§ **Given exercise**: Your job is to restate each entry word for word.

§ **Entries**:
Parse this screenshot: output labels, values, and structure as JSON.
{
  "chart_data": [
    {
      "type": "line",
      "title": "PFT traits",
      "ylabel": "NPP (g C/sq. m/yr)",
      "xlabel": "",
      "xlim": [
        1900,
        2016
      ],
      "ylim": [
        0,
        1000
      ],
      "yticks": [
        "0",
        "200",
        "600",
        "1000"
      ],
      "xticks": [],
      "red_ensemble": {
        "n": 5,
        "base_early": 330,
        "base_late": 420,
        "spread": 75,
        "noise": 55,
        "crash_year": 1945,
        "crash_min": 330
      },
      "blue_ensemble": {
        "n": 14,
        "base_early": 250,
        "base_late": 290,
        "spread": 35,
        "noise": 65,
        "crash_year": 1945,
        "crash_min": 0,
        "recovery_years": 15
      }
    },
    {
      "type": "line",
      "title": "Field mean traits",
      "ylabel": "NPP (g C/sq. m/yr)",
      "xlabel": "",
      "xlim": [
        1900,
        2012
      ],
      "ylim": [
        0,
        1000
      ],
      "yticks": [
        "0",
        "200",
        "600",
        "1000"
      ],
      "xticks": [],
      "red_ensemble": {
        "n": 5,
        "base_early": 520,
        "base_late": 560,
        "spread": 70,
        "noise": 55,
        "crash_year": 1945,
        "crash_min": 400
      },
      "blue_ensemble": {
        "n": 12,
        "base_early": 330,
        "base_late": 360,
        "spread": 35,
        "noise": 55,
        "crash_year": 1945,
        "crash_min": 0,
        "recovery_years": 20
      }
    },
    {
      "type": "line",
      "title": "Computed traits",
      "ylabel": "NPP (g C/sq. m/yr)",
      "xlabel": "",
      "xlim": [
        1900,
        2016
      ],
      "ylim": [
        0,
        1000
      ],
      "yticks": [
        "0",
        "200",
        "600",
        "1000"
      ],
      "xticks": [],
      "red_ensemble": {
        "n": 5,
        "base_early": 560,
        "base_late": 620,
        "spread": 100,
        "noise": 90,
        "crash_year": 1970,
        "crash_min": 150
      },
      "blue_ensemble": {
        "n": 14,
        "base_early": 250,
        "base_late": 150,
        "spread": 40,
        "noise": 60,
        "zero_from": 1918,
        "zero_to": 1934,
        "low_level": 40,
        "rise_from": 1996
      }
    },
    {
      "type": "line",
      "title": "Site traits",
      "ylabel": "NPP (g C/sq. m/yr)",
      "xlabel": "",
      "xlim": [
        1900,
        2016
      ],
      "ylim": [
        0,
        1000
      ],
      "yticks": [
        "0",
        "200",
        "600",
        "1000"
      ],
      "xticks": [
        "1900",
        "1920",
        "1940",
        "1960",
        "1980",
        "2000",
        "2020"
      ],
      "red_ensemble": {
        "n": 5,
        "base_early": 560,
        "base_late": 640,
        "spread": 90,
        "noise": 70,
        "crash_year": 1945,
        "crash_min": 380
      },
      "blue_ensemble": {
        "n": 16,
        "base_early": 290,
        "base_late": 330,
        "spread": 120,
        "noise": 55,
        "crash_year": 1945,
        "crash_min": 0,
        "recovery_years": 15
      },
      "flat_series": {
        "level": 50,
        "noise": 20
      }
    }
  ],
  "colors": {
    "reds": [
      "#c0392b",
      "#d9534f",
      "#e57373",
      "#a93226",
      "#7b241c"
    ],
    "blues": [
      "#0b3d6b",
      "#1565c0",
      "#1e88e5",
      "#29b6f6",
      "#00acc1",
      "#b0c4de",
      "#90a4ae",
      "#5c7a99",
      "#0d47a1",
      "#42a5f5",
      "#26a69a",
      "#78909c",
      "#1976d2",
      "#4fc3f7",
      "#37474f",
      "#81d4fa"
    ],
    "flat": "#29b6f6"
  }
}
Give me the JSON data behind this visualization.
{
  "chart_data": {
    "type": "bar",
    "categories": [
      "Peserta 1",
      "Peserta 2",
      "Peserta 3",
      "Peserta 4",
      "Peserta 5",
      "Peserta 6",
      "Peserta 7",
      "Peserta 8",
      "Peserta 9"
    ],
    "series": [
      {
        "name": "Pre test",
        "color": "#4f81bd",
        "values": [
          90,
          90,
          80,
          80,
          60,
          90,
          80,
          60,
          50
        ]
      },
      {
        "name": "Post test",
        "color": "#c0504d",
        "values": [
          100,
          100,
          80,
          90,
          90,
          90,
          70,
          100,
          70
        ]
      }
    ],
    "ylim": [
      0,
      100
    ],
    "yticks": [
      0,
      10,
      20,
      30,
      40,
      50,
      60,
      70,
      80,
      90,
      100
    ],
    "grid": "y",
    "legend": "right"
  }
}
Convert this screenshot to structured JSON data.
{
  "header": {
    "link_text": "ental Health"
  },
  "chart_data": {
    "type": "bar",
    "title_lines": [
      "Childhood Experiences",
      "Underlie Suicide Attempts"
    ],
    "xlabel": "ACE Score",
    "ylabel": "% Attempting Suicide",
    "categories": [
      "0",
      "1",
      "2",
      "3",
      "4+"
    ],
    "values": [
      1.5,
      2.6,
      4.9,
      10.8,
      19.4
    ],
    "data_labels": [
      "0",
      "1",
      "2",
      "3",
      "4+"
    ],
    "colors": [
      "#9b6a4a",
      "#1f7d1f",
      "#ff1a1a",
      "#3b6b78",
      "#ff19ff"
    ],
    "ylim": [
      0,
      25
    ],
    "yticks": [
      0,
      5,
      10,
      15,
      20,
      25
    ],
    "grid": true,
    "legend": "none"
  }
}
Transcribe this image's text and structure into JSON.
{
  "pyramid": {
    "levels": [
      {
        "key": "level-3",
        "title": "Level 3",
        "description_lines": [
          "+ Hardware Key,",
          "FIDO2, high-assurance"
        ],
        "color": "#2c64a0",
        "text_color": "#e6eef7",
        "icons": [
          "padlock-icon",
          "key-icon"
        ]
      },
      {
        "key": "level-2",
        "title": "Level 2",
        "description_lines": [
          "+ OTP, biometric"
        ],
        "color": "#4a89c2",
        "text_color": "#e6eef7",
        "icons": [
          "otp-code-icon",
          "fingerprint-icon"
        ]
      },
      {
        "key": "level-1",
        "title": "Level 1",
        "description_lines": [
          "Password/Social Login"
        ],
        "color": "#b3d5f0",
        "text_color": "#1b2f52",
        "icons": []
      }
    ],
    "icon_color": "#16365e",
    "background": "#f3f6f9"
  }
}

§ **Solved exercise**:
Parse this screenshot: output labels, values, and structure as JSON.
{
  "chart_data": [
    {
      "type": "line",
      "title": "PFT traits",
      "ylabel": "NPP (g C/sq. m/yr)",
      "xlabel": "",
      "xlim": [
        1900,
        2016
      ],
      "ylim": [
        0,
        1000
      ],
      "yticks": [
        "0",
        "200",
        "600",
        "1000"
      ],
      "xticks": [],
      "red_ensemble": {
        "n": 5,
        "base_early": 330,
        "base_late": 420,
        "spread": 75,
        "noise": 55,
        "crash_year": 1945,
        "crash_min": 330
      },
      "blue_ensemble": {
        "n": 14,
        "base_early": 250,
        "base_late": 290,
        "spread": 35,
        "noise": 65,
        "crash_year": 1945,
        "crash_min": 0,
        "recovery_years": 15
      }
    },
    {
      "type": "line",
      "title": "Field mean traits",
      "ylabel": "NPP (g C/sq. m/yr)",
      "xlabel": "",
      "xlim": [
        1900,
        2012
      ],
      "ylim": [
        0,
        1000
      ],
      "yticks": [
        "0",
        "200",
        "600",
        "1000"
      ],
      "xticks": [],
      "red_ensemble": {
        "n": 5,
        "base_early": 520,
        "base_late": 560,
        "spread": 70,
        "noise": 55,
        "crash_year": 1945,
        "crash_min": 400
      },
      "blue_ensemble": {
        "n": 12,
        "base_early": 330,
        "base_late": 360,
        "spread": 35,
        "noise": 55,
        "crash_year": 1945,
        "crash_min": 0,
        "recovery_years": 20
      }
    },
    {
      "type": "line",
      "title": "Computed traits",
      "ylabel": "NPP (g C/sq. m/yr)",
      "xlabel": "",
      "xlim": [
        1900,
        2016
      ],
      "ylim": [
        0,
        1000
      ],
      "yticks": [
        "0",
        "200",
        "600",
        "1000"
      ],
      "xticks": [],
      "red_ensemble": {
        "n": 5,
        "base_early": 560,
        "base_late": 620,
        "spread": 100,
        "noise": 90,
        "crash_year": 1970,
        "crash_min": 150
      },
      "blue_ensemble": {
        "n": 14,
        "base_early": 250,
        "base_late": 150,
        "spread": 40,
        "noise": 60,
        "zero_from": 1918,
        "zero_to": 1934,
        "low_level": 40,
        "rise_from": 1996
      }
    },
    {
      "type": "line",
      "title": "Site traits",
      "ylabel": "NPP (g C/sq. m/yr)",
      "xlabel": "",
      "xlim": [
        1900,
        2016
      ],
      "ylim": [
        0,
        1000
      ],
      "yticks": [
        "0",
        "200",
        "600",
        "1000"
      ],
      "xticks": [
        "1900",
        "1920",
        "1940",
        "1960",
        "1980",
        "2000",
        "2020"
      ],
      "red_ensemble": {
        "n": 5,
        "base_early": 560,
        "base_late": 640,
        "spread": 90,
        "noise": 70,
        "crash_year": 1945,
        "crash_min": 380
      },
      "blue_ensemble": {
        "n": 16,
        "base_early": 290,
        "base_late": 330,
        "spread": 120,
        "noise": 55,
        "crash_year": 1945,
        "crash_min": 0,
        "recovery_years": 15
      },
      "flat_series": {
        "level": 50,
        "noise": 20
      }
    }
  ],
  "colors": {
    "reds": [
      "#c0392b",
      "#d9534f",
      "#e57373",
      "#a93226",
      "#7b241c"
    ],
    "blues": [
      "#0b3d6b",
      "#1565c0",
      "#1e88e5",
      "#29b6f6",
      "#00acc1",
      "#b0c4de",
      "#90a4ae",
      "#5c7a99",
      "#0d47a1",
      "#42a5f5",
      "#26a69a",
      "#78909c",
      "#1976d2",
      "#4fc3f7",
      "#37474f",
      "#81d4fa"
    ],
    "flat": "#29b6f6"
  }
}
Give me the JSON data behind this visualization.
{
  "chart_data": {
    "type": "bar",
    "categories": [
      "Peserta 1",
      "Peserta 2",
      "Peserta 3",
      "Peserta 4",
      "Peserta 5",
      "Peserta 6",
      "Peserta 7",
      "Peserta 8",
      "Peserta 9"
    ],
    "series": [
      {
        "name": "Pre test",
        "color": "#4f81bd",
        "values": [
          90,
          90,
          80,
          80,
          60,
          90,
          80,
          60,
          50
        ]
      },
      {
        "name": "Post test",
        "color": "#c0504d",
        "values": [
          100,
          100,
          80,
          90,
          90,
          90,
          70,
          100,
          70
        ]
      }
    ],
    "ylim": [
      0,
      100
    ],
    "yticks": [
      0,
      10,
      20,
      30,
      40,
      50,
      60,
      70,
      80,
      90,
      100
    ],
    "grid": "y",
    "legend": "right"
  }
}
Convert this screenshot to structured JSON data.
{
  "header": {
    "link_text": "ental Health"
  },
  "chart_data": {
    "type": "bar",
    "title_lines": [
      "Childhood Experiences",
      "Underlie Suicide Attempts"
    ],
    "xlabel": "ACE Score",
    "ylabel": "% Attempting Suicide",
    "categories": [
      "0",
      "1",
      "2",
      "3",
      "4+"
    ],
    "values": [
      1.5,
      2.6,
      4.9,
      10.8,
      19.4
    ],
    "data_labels": [
      "0",
      "1",
      "2",
      "3",
      "4+"
    ],
    "colors": [
      "#9b6a4a",
      "#1f7d1f",
      "#ff1a1a",
      "#3b6b78",
      "#ff19ff"
    ],
    "ylim": [
      0,
      25
    ],
    "yticks": [
      0,
      5,
      10,
      15,
      20,
      25
    ],
    "grid": true,
    "legend": "none"
  }
}
Transcribe this image's text and structure into JSON.
{
  "pyramid": {
    "levels": [
      {
        "key": "level-3",
        "title": "Level 3",
        "description_lines": [
          "+ Hardware Key,",
          "FIDO2, high-assurance"
        ],
        "color": "#2c64a0",
        "text_color": "#e6eef7",
        "icons": [
          "padlock-icon",
          "key-icon"
        ]
      },
      {
        "key": "level-2",
        "title": "Level 2",
        "description_lines": [
          "+ OTP, biometric"
        ],
        "color": "#4a89c2",
        "text_color": "#e6eef7",
        "icons": [
          "otp-code-icon",
          "fingerprint-icon"
        ]
      },
      {
        "key": "level-1",
        "title": "Level 1",
        "description_lines": [
          "Password/Social Login"
        ],
        "color": "#b3d5f0",
        "text_color": "#1b2f52",
        "icons": []
      }
    ],
    "icon_color": "#16365e",
    "background": "#f3f6f9"
  }
}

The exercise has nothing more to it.